→ Goal of the exercise:
Copy everything in the listing below word for word, apart from any images.
┌─ Records shown
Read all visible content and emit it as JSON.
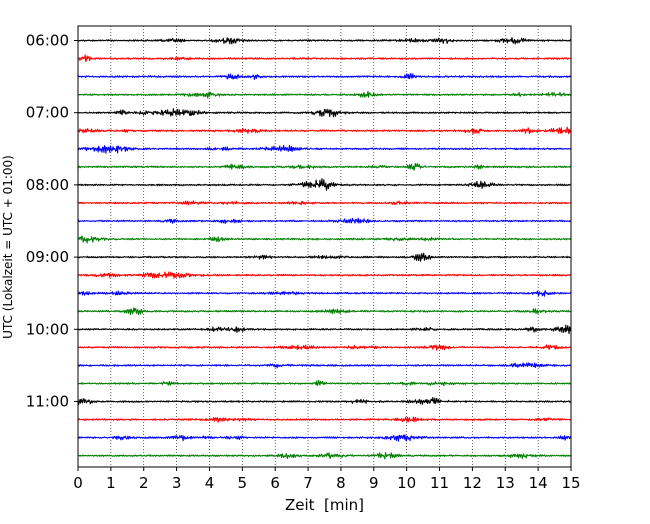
{
  "chart_data": {
    "type": "line",
    "chart_kind": "helicorder",
    "title": "",
    "xlabel": "Zeit  [min]",
    "ylabel": "UTC (Lokalzeit = UTC + 01:00)",
    "xlim": [
      0,
      15
    ],
    "x_ticks": [
      0,
      1,
      2,
      3,
      4,
      5,
      6,
      7,
      8,
      9,
      10,
      11,
      12,
      13,
      14,
      15
    ],
    "x_tick_labels": [
      "0",
      "1",
      "2",
      "3",
      "4",
      "5",
      "6",
      "7",
      "8",
      "9",
      "10",
      "11",
      "12",
      "13",
      "14",
      "15"
    ],
    "grid": {
      "vertical": true,
      "horizontal": false,
      "style": "dotted"
    },
    "trace_colors": [
      "#000000",
      "#ff0000",
      "#0000ff",
      "#008000"
    ],
    "trace_start_times": [
      "06:00",
      "06:15",
      "06:30",
      "06:45",
      "07:00",
      "07:15",
      "07:30",
      "07:45",
      "08:00",
      "08:15",
      "08:30",
      "08:45",
      "09:00",
      "09:15",
      "09:30",
      "09:45",
      "10:00",
      "10:15",
      "10:30",
      "10:45",
      "11:00",
      "11:15",
      "11:30",
      "11:45"
    ],
    "y_tick_labels": [
      "06:00",
      "07:00",
      "08:00",
      "09:00",
      "10:00",
      "11:00"
    ],
    "y_tick_trace_index": [
      0,
      4,
      8,
      12,
      16,
      20
    ]
  }
}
└─
→ Reply:
Read all visible content and emit it as JSON.
{
  "chart_data": {
    "type": "line",
    "chart_kind": "helicorder",
    "title": "",
    "xlabel": "Zeit  [min]",
    "ylabel": "UTC (Lokalzeit = UTC + 01:00)",
    "xlim": [
      0,
      15
    ],
    "x_ticks": [
      0,
      1,
      2,
      3,
      4,
      5,
      6,
      7,
      8,
      9,
      10,
      11,
      12,
      13,
      14,
      15
    ],
    "x_tick_labels": [
      "0",
      "1",
      "2",
      "3",
      "4",
      "5",
      "6",
      "7",
      "8",
      "9",
      "10",
      "11",
      "12",
      "13",
      "14",
      "15"
    ],
    "grid": {
      "vertical": true,
      "horizontal": false,
      "style": "dotted"
    },
    "trace_colors": [
      "#000000",
      "#ff0000",
      "#0000ff",
      "#008000"
    ],
    "trace_start_times": [
      "06:00",
      "06:15",
      "06:30",
      "06:45",
      "07:00",
      "07:15",
      "07:30",
      "07:45",
      "08:00",
      "08:15",
      "08:30",
      "08:45",
      "09:00",
      "09:15",
      "09:30",
      "09:45",
      "10:00",
      "10:15",
      "10:30",
      "10:45",
      "11:00",
      "11:15",
      "11:30",
      "11:45"
    ],
    "y_tick_labels": [
      "06:00",
      "07:00",
      "08:00",
      "09:00",
      "10:00",
      "11:00"
    ],
    "y_tick_trace_index": [
      0,
      4,
      8,
      12,
      16,
      20
    ]
  }
}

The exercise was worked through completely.